**WORK TO COMPLETE**. All of the entries must be reproduced exactly, with no images carried over.

━━ DATA SUPPLIED

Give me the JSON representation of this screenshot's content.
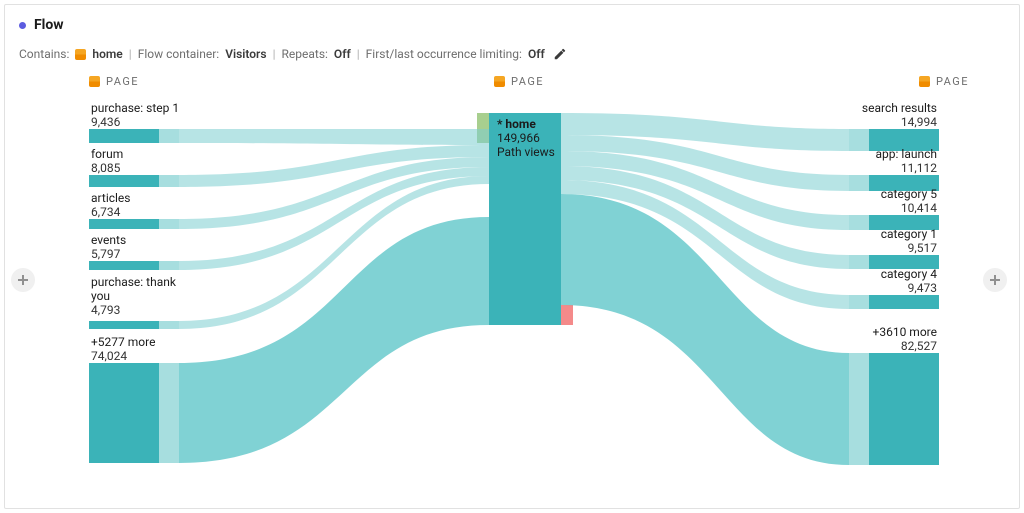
{
  "panel": {
    "title": "Flow"
  },
  "meta": {
    "contains_label": "Contains:",
    "contains_value": "home",
    "container_label": "Flow container:",
    "container_value": "Visitors",
    "repeats_label": "Repeats:",
    "repeats_value": "Off",
    "limiting_label": "First/last occurrence limiting:",
    "limiting_value": "Off"
  },
  "columns": {
    "left_header": "PAGE",
    "center_header": "PAGE",
    "right_header": "PAGE"
  },
  "center": {
    "title": "* home",
    "value": "149,966",
    "subtitle": "Path views"
  },
  "left_nodes": [
    {
      "label": "purchase: step 1",
      "value": "9,436"
    },
    {
      "label": "forum",
      "value": "8,085"
    },
    {
      "label": "articles",
      "value": "6,734"
    },
    {
      "label": "events",
      "value": "5,797"
    },
    {
      "label": "purchase: thank you",
      "value": "4,793"
    },
    {
      "label": "+5277 more",
      "value": "74,024"
    }
  ],
  "right_nodes": [
    {
      "label": "search results",
      "value": "14,994"
    },
    {
      "label": "app: launch",
      "value": "11,112"
    },
    {
      "label": "category 5",
      "value": "10,414"
    },
    {
      "label": "category 1",
      "value": "9,517"
    },
    {
      "label": "category 4",
      "value": "9,473"
    },
    {
      "label": "+3610 more",
      "value": "82,527"
    }
  ],
  "chart_data": {
    "type": "sankey",
    "title": "Flow",
    "center_node": {
      "name": "home",
      "path_views": 149966
    },
    "incoming": [
      {
        "name": "purchase: step 1",
        "value": 9436
      },
      {
        "name": "forum",
        "value": 8085
      },
      {
        "name": "articles",
        "value": 6734
      },
      {
        "name": "events",
        "value": 5797
      },
      {
        "name": "purchase: thank you",
        "value": 4793
      },
      {
        "name": "+5277 more",
        "value": 74024
      }
    ],
    "outgoing": [
      {
        "name": "search results",
        "value": 14994
      },
      {
        "name": "app: launch",
        "value": 11112
      },
      {
        "name": "category 5",
        "value": 10414
      },
      {
        "name": "category 1",
        "value": 9517
      },
      {
        "name": "category 4",
        "value": 9473
      },
      {
        "name": "+3610 more",
        "value": 82527
      }
    ]
  }
}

━━━━

**SOLUTION BELOW**.
Give me the JSON representation of this screenshot's content.
{
  "panel": {
    "title": "Flow"
  },
  "meta": {
    "contains_label": "Contains:",
    "contains_value": "home",
    "container_label": "Flow container:",
    "container_value": "Visitors",
    "repeats_label": "Repeats:",
    "repeats_value": "Off",
    "limiting_label": "First/last occurrence limiting:",
    "limiting_value": "Off"
  },
  "columns": {
    "left_header": "PAGE",
    "center_header": "PAGE",
    "right_header": "PAGE"
  },
  "center": {
    "title": "* home",
    "value": "149,966",
    "subtitle": "Path views"
  },
  "left_nodes": [
    {
      "label": "purchase: step 1",
      "value": "9,436"
    },
    {
      "label": "forum",
      "value": "8,085"
    },
    {
      "label": "articles",
      "value": "6,734"
    },
    {
      "label": "events",
      "value": "5,797"
    },
    {
      "label": "purchase: thank you",
      "value": "4,793"
    },
    {
      "label": "+5277 more",
      "value": "74,024"
    }
  ],
  "right_nodes": [
    {
      "label": "search results",
      "value": "14,994"
    },
    {
      "label": "app: launch",
      "value": "11,112"
    },
    {
      "label": "category 5",
      "value": "10,414"
    },
    {
      "label": "category 1",
      "value": "9,517"
    },
    {
      "label": "category 4",
      "value": "9,473"
    },
    {
      "label": "+3610 more",
      "value": "82,527"
    }
  ],
  "chart_data": {
    "type": "sankey",
    "title": "Flow",
    "center_node": {
      "name": "home",
      "path_views": 149966
    },
    "incoming": [
      {
        "name": "purchase: step 1",
        "value": 9436
      },
      {
        "name": "forum",
        "value": 8085
      },
      {
        "name": "articles",
        "value": 6734
      },
      {
        "name": "events",
        "value": 5797
      },
      {
        "name": "purchase: thank you",
        "value": 4793
      },
      {
        "name": "+5277 more",
        "value": 74024
      }
    ],
    "outgoing": [
      {
        "name": "search results",
        "value": 14994
      },
      {
        "name": "app: launch",
        "value": 11112
      },
      {
        "name": "category 5",
        "value": 10414
      },
      {
        "name": "category 1",
        "value": 9517
      },
      {
        "name": "category 4",
        "value": 9473
      },
      {
        "name": "+3610 more",
        "value": 82527
      }
    ]
  }
}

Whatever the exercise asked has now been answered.